## EXERCISE OBJECTIVE:
Copy out the stretch of rows below, from the very first row through the line that contains "list-item: Discover trends", keeping every character as it is.

## DATA FOR THIS TASK:

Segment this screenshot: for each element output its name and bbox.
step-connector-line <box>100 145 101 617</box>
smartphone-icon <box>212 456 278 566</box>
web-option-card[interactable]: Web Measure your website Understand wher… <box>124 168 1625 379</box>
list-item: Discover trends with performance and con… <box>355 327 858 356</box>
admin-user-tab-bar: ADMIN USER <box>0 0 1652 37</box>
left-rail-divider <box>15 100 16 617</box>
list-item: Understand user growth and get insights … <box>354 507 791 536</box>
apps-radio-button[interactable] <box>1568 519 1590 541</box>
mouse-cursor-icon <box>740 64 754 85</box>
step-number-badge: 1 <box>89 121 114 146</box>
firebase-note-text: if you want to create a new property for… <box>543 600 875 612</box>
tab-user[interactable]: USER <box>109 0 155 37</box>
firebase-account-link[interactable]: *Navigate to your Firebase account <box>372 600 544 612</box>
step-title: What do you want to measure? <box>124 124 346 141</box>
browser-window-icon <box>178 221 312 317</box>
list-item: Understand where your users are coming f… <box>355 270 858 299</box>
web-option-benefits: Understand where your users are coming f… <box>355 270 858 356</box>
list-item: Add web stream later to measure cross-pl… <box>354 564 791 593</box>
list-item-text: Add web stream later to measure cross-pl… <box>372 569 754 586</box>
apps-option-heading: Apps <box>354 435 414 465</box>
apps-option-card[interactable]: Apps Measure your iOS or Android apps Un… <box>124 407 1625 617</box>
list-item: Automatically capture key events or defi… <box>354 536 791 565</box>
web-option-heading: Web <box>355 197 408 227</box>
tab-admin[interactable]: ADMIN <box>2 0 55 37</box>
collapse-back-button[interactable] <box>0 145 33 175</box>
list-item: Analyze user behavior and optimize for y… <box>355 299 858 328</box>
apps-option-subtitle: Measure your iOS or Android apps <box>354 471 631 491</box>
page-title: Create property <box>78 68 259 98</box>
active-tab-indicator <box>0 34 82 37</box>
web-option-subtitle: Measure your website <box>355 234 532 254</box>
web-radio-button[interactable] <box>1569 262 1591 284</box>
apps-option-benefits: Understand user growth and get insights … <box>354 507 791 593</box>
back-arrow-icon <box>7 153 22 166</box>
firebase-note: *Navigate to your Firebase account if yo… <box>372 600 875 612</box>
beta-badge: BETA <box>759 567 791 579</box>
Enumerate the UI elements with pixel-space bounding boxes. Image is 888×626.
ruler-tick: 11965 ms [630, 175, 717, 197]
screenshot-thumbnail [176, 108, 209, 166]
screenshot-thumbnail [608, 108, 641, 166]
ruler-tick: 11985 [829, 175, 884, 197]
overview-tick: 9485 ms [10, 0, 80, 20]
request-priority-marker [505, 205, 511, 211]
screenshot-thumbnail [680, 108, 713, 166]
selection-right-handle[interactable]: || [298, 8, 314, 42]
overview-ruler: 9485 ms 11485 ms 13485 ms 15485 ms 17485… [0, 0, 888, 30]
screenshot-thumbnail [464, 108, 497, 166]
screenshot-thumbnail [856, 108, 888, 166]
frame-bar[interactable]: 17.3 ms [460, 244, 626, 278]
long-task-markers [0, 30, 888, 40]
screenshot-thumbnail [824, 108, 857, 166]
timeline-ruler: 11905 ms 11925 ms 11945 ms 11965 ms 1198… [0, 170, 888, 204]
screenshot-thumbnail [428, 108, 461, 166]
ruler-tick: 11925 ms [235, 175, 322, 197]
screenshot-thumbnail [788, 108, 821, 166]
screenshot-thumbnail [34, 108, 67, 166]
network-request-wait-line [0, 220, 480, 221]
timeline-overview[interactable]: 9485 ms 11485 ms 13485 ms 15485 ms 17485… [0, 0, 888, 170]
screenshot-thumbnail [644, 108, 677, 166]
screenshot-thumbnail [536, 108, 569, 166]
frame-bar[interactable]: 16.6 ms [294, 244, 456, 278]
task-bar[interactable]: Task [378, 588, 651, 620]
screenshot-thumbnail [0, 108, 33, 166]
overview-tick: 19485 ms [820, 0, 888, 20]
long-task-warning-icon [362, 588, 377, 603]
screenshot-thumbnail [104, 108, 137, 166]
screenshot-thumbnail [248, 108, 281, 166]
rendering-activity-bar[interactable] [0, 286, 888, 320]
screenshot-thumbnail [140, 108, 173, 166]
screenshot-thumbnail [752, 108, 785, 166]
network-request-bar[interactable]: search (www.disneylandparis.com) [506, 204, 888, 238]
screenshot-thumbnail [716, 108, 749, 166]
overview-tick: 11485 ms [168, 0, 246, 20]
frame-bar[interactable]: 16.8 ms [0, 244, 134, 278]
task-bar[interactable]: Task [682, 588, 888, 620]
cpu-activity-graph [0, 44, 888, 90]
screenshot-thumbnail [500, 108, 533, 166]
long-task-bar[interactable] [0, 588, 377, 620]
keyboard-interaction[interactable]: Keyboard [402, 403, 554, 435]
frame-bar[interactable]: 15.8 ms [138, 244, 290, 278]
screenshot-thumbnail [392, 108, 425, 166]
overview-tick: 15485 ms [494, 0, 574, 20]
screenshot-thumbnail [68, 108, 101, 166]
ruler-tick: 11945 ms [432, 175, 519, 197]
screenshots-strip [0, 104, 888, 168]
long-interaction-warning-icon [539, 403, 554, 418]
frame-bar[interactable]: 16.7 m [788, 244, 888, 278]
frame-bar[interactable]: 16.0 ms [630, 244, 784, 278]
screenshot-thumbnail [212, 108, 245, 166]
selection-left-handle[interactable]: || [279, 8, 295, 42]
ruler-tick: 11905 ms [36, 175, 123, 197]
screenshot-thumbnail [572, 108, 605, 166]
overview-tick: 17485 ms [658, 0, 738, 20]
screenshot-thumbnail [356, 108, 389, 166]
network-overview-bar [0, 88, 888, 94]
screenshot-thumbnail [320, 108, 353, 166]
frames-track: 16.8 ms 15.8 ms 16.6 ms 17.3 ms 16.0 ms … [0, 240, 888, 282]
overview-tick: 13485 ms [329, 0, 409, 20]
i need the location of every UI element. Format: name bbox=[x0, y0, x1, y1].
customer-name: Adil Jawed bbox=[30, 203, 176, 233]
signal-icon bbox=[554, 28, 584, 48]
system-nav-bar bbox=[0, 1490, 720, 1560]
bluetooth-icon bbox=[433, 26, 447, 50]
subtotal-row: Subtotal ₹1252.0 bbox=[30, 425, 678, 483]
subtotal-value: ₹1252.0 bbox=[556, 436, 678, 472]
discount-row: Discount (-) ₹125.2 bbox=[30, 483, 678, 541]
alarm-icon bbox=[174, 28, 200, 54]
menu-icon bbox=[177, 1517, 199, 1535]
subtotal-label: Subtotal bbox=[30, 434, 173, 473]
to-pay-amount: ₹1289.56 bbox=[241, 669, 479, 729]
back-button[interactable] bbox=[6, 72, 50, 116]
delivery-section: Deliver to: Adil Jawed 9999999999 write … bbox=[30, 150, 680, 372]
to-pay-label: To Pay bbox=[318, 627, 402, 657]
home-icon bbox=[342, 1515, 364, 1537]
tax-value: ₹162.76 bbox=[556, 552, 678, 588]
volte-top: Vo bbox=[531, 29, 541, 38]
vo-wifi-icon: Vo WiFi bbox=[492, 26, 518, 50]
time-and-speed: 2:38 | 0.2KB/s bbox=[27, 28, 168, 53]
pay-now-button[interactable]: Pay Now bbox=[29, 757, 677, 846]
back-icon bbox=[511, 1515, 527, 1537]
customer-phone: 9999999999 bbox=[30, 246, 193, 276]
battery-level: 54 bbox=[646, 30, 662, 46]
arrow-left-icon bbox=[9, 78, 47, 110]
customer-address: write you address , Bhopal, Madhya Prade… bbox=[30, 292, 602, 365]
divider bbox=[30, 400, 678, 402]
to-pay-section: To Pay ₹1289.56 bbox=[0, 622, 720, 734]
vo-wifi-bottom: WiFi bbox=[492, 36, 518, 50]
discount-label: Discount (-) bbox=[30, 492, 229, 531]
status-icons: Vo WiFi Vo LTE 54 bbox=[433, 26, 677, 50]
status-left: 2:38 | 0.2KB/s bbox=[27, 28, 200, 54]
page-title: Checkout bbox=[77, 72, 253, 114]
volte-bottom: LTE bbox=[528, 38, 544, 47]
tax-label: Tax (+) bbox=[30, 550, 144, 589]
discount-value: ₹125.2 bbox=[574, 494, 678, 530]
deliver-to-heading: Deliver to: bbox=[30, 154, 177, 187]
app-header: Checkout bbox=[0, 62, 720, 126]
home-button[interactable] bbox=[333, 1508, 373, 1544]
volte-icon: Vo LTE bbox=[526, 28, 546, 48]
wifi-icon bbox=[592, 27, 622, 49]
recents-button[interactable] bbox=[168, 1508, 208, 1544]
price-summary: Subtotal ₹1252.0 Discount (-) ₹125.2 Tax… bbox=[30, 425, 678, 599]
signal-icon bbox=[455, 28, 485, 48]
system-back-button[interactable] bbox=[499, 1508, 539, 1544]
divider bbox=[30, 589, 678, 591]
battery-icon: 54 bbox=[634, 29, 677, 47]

## ANSWER TO THIS TASK:
Segment this screenshot: for each element output its name and bbox.
step-connector-line <box>100 145 101 617</box>
smartphone-icon <box>212 456 278 566</box>
web-option-card[interactable]: Web Measure your website Understand wher… <box>124 168 1625 379</box>
list-item: Discover trends with performance and con… <box>355 327 858 356</box>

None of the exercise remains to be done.